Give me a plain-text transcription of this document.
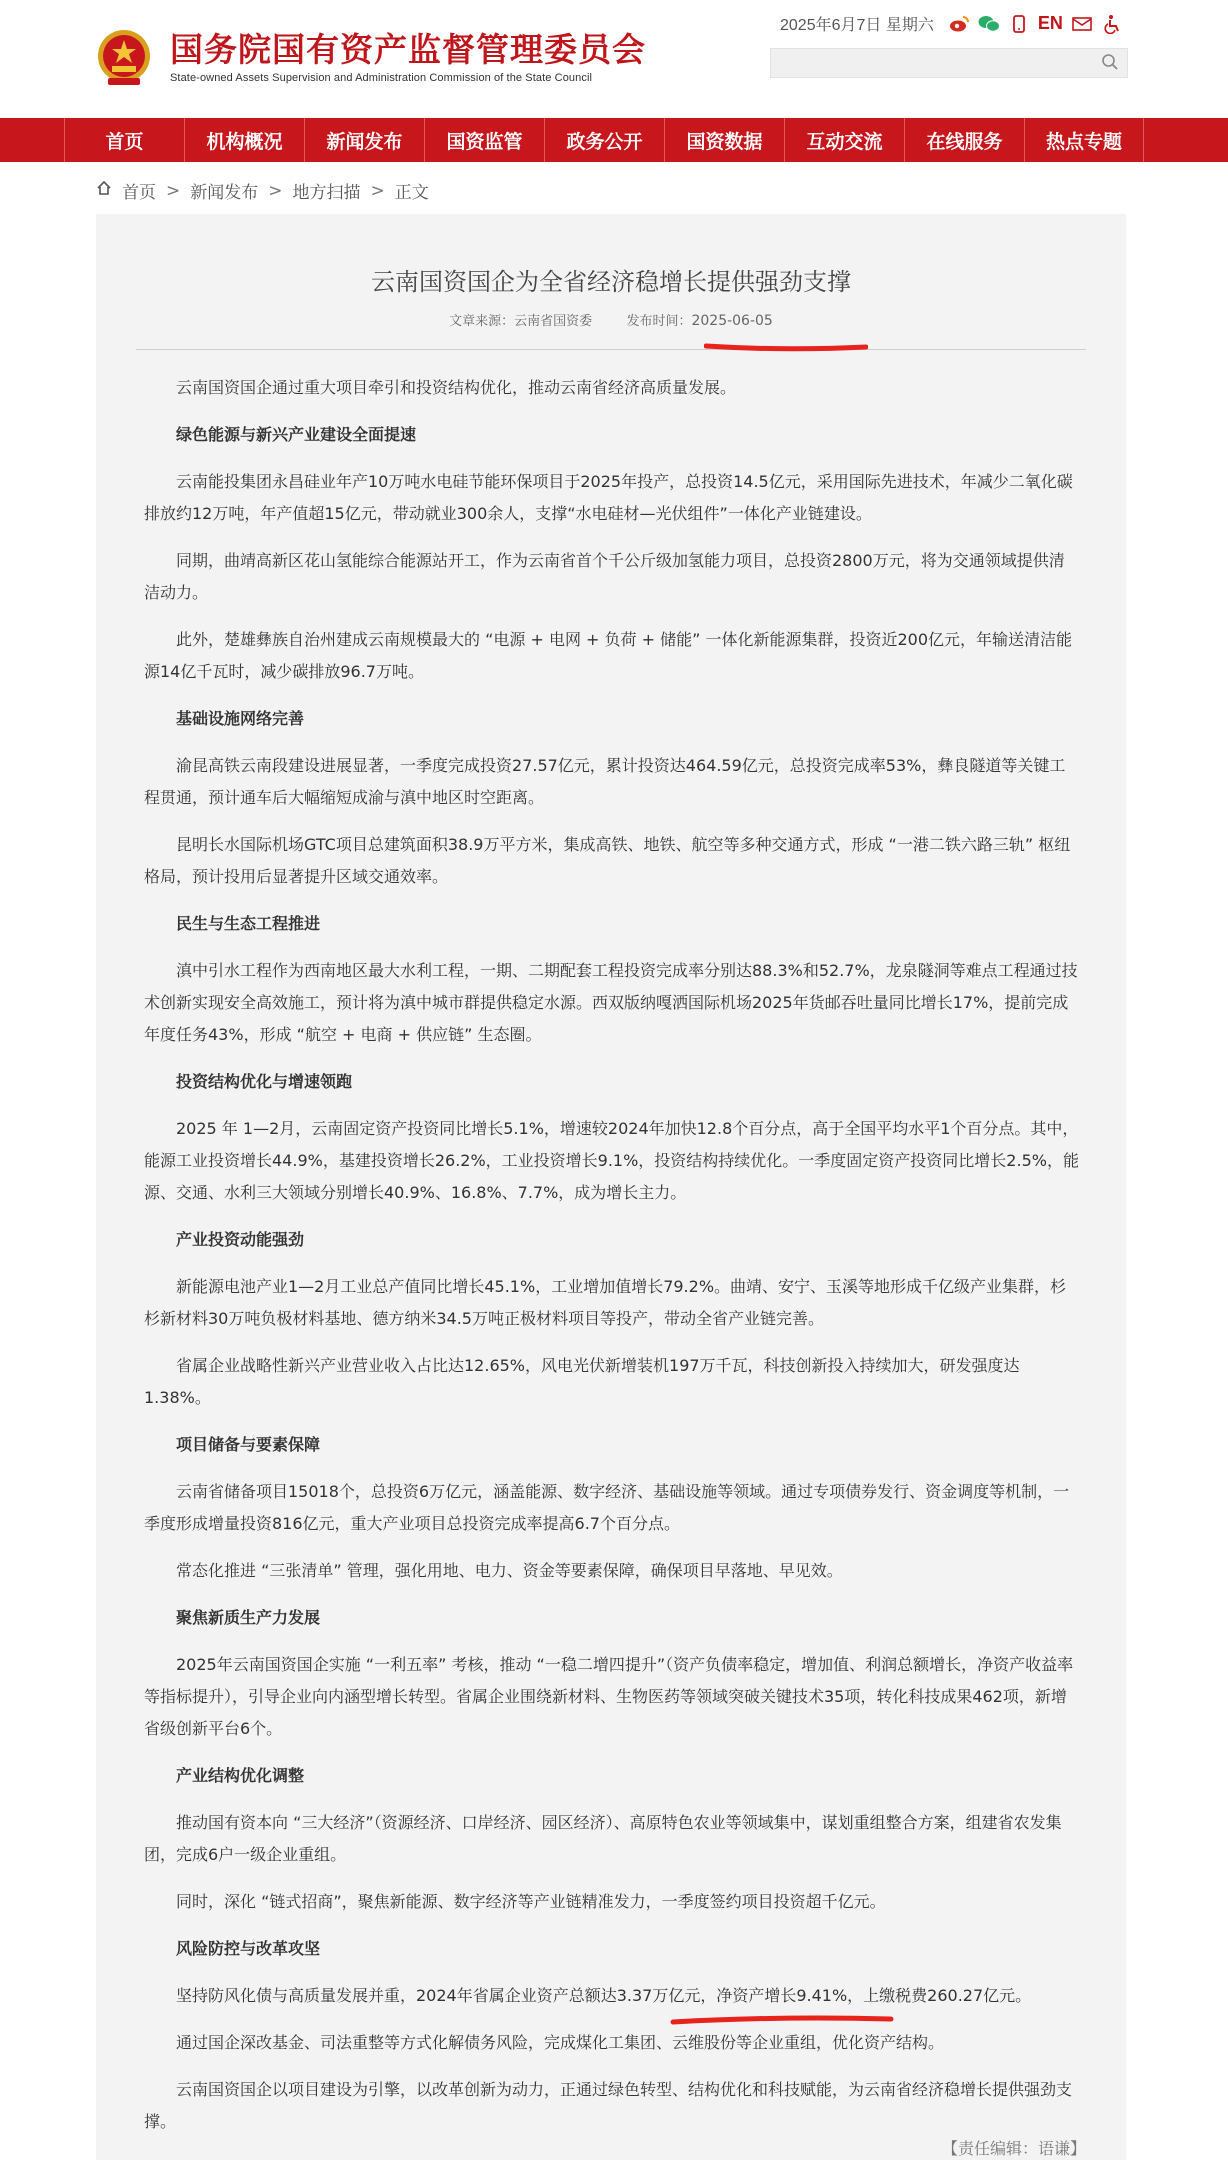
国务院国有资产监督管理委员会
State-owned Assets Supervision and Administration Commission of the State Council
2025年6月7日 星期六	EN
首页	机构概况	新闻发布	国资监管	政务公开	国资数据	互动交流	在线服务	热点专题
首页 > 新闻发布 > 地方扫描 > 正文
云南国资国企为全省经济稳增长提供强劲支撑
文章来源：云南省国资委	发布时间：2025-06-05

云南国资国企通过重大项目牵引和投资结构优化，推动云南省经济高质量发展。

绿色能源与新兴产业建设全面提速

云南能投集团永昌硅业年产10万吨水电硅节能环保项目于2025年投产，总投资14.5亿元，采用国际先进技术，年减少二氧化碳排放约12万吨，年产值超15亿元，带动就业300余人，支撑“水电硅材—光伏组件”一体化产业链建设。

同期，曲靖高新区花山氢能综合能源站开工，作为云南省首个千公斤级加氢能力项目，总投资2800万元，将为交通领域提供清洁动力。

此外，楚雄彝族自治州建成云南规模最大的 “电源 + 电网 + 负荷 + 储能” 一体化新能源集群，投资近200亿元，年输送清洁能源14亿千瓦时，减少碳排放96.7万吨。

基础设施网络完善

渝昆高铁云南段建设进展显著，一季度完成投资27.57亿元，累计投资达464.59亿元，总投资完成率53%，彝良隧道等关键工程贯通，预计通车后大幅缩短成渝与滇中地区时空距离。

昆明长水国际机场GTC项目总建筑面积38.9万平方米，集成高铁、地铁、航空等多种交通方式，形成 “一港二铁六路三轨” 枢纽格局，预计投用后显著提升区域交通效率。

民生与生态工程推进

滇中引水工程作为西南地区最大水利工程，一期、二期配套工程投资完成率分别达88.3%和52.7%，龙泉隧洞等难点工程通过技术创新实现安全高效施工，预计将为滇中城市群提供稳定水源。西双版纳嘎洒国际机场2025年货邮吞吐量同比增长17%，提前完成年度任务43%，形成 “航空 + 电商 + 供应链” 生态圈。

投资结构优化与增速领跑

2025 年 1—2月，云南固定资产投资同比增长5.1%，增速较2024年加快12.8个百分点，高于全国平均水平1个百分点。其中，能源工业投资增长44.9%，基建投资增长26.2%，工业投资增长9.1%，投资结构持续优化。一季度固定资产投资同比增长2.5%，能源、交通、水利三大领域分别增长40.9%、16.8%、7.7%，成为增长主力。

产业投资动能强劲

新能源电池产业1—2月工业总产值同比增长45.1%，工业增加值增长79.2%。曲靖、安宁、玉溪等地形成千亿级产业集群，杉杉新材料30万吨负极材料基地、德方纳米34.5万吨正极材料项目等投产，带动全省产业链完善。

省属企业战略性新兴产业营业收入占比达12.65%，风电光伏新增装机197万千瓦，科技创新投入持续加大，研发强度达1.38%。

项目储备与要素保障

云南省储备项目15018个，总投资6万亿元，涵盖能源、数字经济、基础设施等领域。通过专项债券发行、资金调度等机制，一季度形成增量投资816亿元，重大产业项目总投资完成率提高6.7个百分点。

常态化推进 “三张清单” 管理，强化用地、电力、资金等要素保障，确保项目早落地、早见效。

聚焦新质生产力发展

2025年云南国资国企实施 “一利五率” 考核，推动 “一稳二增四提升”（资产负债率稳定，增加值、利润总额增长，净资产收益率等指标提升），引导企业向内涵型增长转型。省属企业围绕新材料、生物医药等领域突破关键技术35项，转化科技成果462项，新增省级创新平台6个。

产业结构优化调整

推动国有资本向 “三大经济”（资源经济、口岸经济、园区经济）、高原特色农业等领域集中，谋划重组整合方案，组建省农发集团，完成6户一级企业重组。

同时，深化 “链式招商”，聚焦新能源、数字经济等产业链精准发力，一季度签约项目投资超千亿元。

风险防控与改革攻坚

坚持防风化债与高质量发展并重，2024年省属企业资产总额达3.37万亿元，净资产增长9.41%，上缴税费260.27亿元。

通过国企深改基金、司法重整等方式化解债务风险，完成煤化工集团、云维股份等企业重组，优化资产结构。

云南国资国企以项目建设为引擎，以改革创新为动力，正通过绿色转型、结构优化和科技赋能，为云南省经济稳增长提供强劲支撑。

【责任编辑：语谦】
--------------------------------------------------
### SET TASK
Check each line of the data above for the word "新闻发布", then state how many lines have it. Give the number alone.

### EXPECTED ANSWER
2